__CHALLENGE__. Reproduce each of the lines word for word.

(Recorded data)
○ ○ ○ ○

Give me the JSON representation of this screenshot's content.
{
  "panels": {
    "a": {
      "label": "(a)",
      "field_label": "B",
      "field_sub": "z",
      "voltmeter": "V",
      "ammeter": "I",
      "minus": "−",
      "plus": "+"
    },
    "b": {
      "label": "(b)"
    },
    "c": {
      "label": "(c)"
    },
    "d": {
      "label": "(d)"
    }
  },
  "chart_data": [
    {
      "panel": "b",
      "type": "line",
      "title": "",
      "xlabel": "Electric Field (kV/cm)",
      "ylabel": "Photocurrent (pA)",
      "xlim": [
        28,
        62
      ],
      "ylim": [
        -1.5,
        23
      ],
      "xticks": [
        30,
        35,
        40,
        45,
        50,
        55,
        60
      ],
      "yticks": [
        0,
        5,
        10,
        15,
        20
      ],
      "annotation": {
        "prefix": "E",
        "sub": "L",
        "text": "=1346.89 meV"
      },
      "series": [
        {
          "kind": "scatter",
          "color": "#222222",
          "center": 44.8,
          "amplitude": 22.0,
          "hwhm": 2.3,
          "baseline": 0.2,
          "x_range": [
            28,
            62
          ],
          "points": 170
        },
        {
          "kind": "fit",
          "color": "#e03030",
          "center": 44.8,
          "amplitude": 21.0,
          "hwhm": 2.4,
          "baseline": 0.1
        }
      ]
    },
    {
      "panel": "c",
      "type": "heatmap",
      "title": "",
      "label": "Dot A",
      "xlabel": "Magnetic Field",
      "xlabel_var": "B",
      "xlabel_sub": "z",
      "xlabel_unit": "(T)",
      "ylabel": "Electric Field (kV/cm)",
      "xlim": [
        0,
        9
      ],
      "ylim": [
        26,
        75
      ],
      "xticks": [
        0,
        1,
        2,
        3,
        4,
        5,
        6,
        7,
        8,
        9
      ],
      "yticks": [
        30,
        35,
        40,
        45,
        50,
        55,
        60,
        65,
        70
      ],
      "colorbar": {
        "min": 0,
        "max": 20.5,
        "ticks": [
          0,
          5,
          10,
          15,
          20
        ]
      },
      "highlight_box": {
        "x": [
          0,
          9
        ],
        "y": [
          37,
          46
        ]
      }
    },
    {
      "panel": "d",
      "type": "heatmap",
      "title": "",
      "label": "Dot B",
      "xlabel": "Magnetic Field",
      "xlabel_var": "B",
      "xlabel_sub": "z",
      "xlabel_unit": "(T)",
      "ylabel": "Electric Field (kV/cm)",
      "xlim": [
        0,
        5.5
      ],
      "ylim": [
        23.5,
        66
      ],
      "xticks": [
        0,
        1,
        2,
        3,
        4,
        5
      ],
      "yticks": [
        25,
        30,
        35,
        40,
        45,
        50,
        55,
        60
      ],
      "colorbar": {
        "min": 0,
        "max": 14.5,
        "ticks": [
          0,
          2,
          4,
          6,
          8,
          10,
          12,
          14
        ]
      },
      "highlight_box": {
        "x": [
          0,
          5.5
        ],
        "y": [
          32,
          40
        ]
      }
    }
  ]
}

○ ○ ○ ○

__EXERCISE RESPONSE__.
Give me the JSON representation of this screenshot's content.
{
  "panels": {
    "a": {
      "label": "(a)",
      "field_label": "B",
      "field_sub": "z",
      "voltmeter": "V",
      "ammeter": "I",
      "minus": "−",
      "plus": "+"
    },
    "b": {
      "label": "(b)"
    },
    "c": {
      "label": "(c)"
    },
    "d": {
      "label": "(d)"
    }
  },
  "chart_data": [
    {
      "panel": "b",
      "type": "line",
      "title": "",
      "xlabel": "Electric Field (kV/cm)",
      "ylabel": "Photocurrent (pA)",
      "xlim": [
        28,
        62
      ],
      "ylim": [
        -1.5,
        23
      ],
      "xticks": [
        30,
        35,
        40,
        45,
        50,
        55,
        60
      ],
      "yticks": [
        0,
        5,
        10,
        15,
        20
      ],
      "annotation": {
        "prefix": "E",
        "sub": "L",
        "text": "=1346.89 meV"
      },
      "series": [
        {
          "kind": "scatter",
          "color": "#222222",
          "center": 44.8,
          "amplitude": 22.0,
          "hwhm": 2.3,
          "baseline": 0.2,
          "x_range": [
            28,
            62
          ],
          "points": 170
        },
        {
          "kind": "fit",
          "color": "#e03030",
          "center": 44.8,
          "amplitude": 21.0,
          "hwhm": 2.4,
          "baseline": 0.1
        }
      ]
    },
    {
      "panel": "c",
      "type": "heatmap",
      "title": "",
      "label": "Dot A",
      "xlabel": "Magnetic Field",
      "xlabel_var": "B",
      "xlabel_sub": "z",
      "xlabel_unit": "(T)",
      "ylabel": "Electric Field (kV/cm)",
      "xlim": [
        0,
        9
      ],
      "ylim": [
        26,
        75
      ],
      "xticks": [
        0,
        1,
        2,
        3,
        4,
        5,
        6,
        7,
        8,
        9
      ],
      "yticks": [
        30,
        35,
        40,
        45,
        50,
        55,
        60,
        65,
        70
      ],
      "colorbar": {
        "min": 0,
        "max": 20.5,
        "ticks": [
          0,
          5,
          10,
          15,
          20
        ]
      },
      "highlight_box": {
        "x": [
          0,
          9
        ],
        "y": [
          37,
          46
        ]
      }
    },
    {
      "panel": "d",
      "type": "heatmap",
      "title": "",
      "label": "Dot B",
      "xlabel": "Magnetic Field",
      "xlabel_var": "B",
      "xlabel_sub": "z",
      "xlabel_unit": "(T)",
      "ylabel": "Electric Field (kV/cm)",
      "xlim": [
        0,
        5.5
      ],
      "ylim": [
        23.5,
        66
      ],
      "xticks": [
        0,
        1,
        2,
        3,
        4,
        5
      ],
      "yticks": [
        25,
        30,
        35,
        40,
        45,
        50,
        55,
        60
      ],
      "colorbar": {
        "min": 0,
        "max": 14.5,
        "ticks": [
          0,
          2,
          4,
          6,
          8,
          10,
          12,
          14
        ]
      },
      "highlight_box": {
        "x": [
          0,
          5.5
        ],
        "y": [
          32,
          40
        ]
      }
    }
  ]
}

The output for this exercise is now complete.